▸ Exercise
Render this sentence from the passage on the history of human genetic research in Spanish: "It hasn't actually changed that much in some ways."

BEGIN Extract

In one case, this is probably somewhat correct and in the other case probably not, it was limited data, but it was kind of a starting point for how everyone would really think about contextualizing genetic data. It hasn't actually changed that much in some ways. It wasn't until really the 80s and 87 that we actually started to look at real DNA and this is the real kind of signature of this is this very famous paper by Rebecca Cann in 87, which essentially identified this mitochondrial eve and had obviously such huge implications in distinguishing between the multi-regional and out of Africa hypothesis. And this kind of was the beginning of a series of papers from in the nineties and early 2000s that were dominated by genetic work looking at uniparental markers, the mitochondria, and the Y chromosome. And this was driven by essentially the kind of ability to look at restriction fragment, length of polymorphisms, places in DNA that we necessarily couldn't sequence, but we could tell that they were different between people and also the development of PCR, which allowed us to actually go and get bits of DNA, we were interested in amplify them and examine them as much as we can and that really revolutionized molecular biology in so many ways.

END Extract
BEGIN Provided material

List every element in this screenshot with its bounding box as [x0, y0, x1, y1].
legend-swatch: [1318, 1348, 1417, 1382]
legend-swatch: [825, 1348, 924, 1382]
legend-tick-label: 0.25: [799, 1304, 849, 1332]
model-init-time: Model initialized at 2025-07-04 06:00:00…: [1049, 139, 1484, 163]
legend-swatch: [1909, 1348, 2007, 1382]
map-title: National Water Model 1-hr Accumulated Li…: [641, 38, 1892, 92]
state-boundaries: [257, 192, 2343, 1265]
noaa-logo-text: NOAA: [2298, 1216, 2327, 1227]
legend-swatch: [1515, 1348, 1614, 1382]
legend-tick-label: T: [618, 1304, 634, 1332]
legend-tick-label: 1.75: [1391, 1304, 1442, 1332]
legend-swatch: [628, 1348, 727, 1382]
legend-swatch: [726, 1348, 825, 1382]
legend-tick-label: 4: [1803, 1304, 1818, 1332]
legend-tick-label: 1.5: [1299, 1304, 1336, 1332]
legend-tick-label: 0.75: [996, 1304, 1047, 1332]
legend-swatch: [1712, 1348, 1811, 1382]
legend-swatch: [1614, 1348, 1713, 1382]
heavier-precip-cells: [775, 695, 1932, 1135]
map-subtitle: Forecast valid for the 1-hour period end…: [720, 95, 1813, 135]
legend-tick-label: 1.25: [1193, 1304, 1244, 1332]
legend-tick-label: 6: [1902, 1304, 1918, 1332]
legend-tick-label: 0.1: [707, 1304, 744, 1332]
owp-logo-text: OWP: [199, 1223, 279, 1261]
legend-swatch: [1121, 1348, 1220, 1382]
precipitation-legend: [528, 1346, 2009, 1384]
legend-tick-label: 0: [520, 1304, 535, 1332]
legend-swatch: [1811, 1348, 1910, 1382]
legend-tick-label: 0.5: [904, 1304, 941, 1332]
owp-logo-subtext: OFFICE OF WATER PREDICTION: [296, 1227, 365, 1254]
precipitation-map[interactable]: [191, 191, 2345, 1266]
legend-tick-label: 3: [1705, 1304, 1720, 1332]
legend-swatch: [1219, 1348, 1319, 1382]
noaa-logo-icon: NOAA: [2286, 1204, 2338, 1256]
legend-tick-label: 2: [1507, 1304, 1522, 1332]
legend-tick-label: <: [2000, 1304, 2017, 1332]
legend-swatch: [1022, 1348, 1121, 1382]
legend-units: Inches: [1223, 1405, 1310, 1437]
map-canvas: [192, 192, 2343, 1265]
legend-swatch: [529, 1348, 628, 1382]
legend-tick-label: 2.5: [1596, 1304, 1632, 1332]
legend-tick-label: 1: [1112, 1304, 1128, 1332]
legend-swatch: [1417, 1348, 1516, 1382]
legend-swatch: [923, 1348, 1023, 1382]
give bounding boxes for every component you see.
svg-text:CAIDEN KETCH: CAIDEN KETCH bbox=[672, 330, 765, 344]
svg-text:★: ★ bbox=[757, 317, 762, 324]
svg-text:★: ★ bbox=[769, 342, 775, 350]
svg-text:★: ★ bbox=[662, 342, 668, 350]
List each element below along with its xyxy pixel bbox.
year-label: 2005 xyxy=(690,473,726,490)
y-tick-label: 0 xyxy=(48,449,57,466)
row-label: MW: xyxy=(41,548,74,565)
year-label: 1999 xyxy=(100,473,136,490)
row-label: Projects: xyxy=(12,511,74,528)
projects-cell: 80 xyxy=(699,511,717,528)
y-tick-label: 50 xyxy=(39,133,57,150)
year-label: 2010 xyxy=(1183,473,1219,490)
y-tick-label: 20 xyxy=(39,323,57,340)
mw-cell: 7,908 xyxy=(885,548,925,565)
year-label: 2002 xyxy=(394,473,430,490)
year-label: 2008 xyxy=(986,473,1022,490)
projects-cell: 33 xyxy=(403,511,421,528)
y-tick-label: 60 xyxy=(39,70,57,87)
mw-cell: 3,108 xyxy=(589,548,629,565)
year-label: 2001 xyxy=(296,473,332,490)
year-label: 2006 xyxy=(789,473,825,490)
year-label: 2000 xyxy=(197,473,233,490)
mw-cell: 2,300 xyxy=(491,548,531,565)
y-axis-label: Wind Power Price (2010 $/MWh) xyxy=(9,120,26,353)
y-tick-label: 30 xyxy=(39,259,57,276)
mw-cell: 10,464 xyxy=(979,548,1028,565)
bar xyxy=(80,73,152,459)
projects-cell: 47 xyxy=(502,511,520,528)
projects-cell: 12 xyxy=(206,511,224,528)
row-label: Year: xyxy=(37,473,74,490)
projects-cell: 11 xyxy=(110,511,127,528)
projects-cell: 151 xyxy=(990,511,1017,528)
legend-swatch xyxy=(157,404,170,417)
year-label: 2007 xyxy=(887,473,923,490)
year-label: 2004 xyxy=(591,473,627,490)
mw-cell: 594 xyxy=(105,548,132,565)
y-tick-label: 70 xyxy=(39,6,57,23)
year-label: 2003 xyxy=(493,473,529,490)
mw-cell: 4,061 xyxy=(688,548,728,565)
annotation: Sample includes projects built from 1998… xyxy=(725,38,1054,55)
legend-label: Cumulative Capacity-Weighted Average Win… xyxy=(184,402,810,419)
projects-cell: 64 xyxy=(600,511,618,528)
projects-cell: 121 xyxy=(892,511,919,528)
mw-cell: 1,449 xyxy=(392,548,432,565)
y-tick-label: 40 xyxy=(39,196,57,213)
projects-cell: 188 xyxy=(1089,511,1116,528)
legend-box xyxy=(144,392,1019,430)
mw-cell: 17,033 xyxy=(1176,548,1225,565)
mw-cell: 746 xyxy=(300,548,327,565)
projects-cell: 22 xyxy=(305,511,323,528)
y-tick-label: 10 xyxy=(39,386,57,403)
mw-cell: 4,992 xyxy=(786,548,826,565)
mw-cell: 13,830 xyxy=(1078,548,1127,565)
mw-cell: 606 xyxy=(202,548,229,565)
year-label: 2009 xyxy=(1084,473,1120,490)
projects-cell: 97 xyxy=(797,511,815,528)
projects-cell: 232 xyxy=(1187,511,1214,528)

END Provided material

▸ Completed task
En algunos aspectos, en realidad no ha cambiado tanto.